• Exercise: The entries below are to be transcribed in full, without their images.

• Input for this task:
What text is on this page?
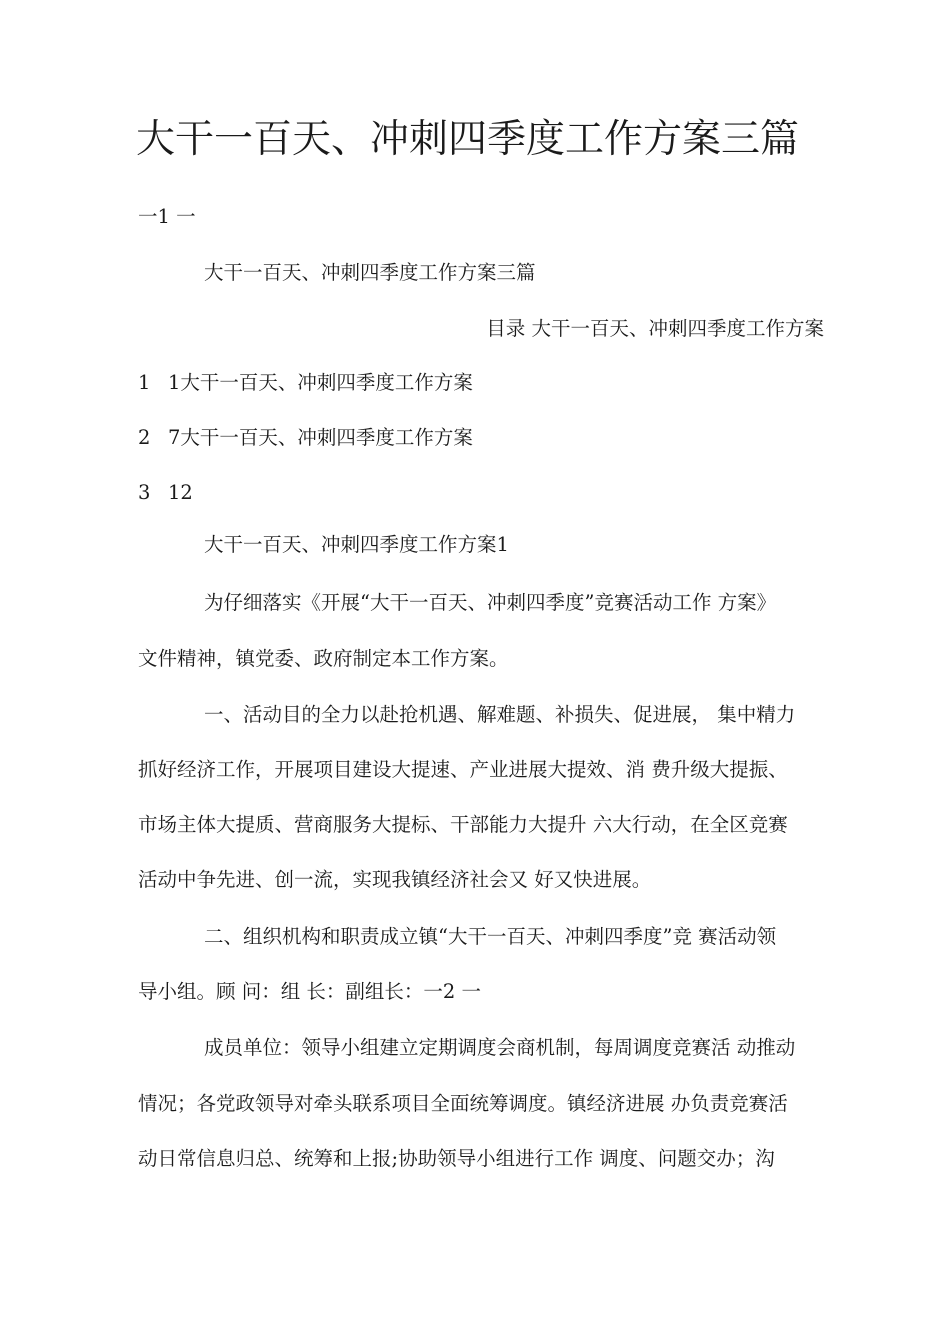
大干一百天、冲刺四季度工作方案三篇
一1 一
大干一百天、冲刺四季度工作方案三篇
目录 大干一百天、冲刺四季度工作方案
1 1大干一百天、冲刺四季度工作方案
2 7大干一百天、冲刺四季度工作方案
3 12
大干一百天、冲刺四季度工作方案1
为仔细落实《开展“大干一百天、冲刺四季度”竞赛活动工作 方案》
文件精神，镇党委、政府制定本工作方案。
一、活动目的全力以赴抢机遇、解难题、补损失、促进展， 集中精力
抓好经济工作，开展项目建设大提速、产业进展大提效、消 费升级大提振、
市场主体大提质、营商服务大提标、干部能力大提升 六大行动，在全区竞赛
活动中争先进、创一流，实现我镇经济社会又 好又快进展。
二、组织机构和职责成立镇“大干一百天、冲刺四季度”竞 赛活动领
导小组。顾 问：组 长：副组长：一2 一
成员单位：领导小组建立定期调度会商机制，每周调度竞赛活 动推动
情况；各党政领导对牵头联系项目全面统筹调度。镇经济进展 办负责竞赛活
动日常信息归总、统筹和上报;协助领导小组进行工作 调度、问题交办；沟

• Answer to this exercise:
What text is on this page?
大干一百天、冲刺四季度工作方案三篇
一1 一
大干一百天、冲刺四季度工作方案三篇
目录 大干一百天、冲刺四季度工作方案
1 1大干一百天、冲刺四季度工作方案
2 7大干一百天、冲刺四季度工作方案
3 12
大干一百天、冲刺四季度工作方案1
为仔细落实《开展“大干一百天、冲刺四季度”竞赛活动工作 方案》
文件精神，镇党委、政府制定本工作方案。
一、活动目的全力以赴抢机遇、解难题、补损失、促进展， 集中精力
抓好经济工作，开展项目建设大提速、产业进展大提效、消 费升级大提振、
市场主体大提质、营商服务大提标、干部能力大提升 六大行动，在全区竞赛
活动中争先进、创一流，实现我镇经济社会又 好又快进展。
二、组织机构和职责成立镇“大干一百天、冲刺四季度”竞 赛活动领
导小组。顾 问：组 长：副组长：一2 一
成员单位：领导小组建立定期调度会商机制，每周调度竞赛活 动推动
情况；各党政领导对牵头联系项目全面统筹调度。镇经济进展 办负责竞赛活
动日常信息归总、统筹和上报;协助领导小组进行工作 调度、问题交办；沟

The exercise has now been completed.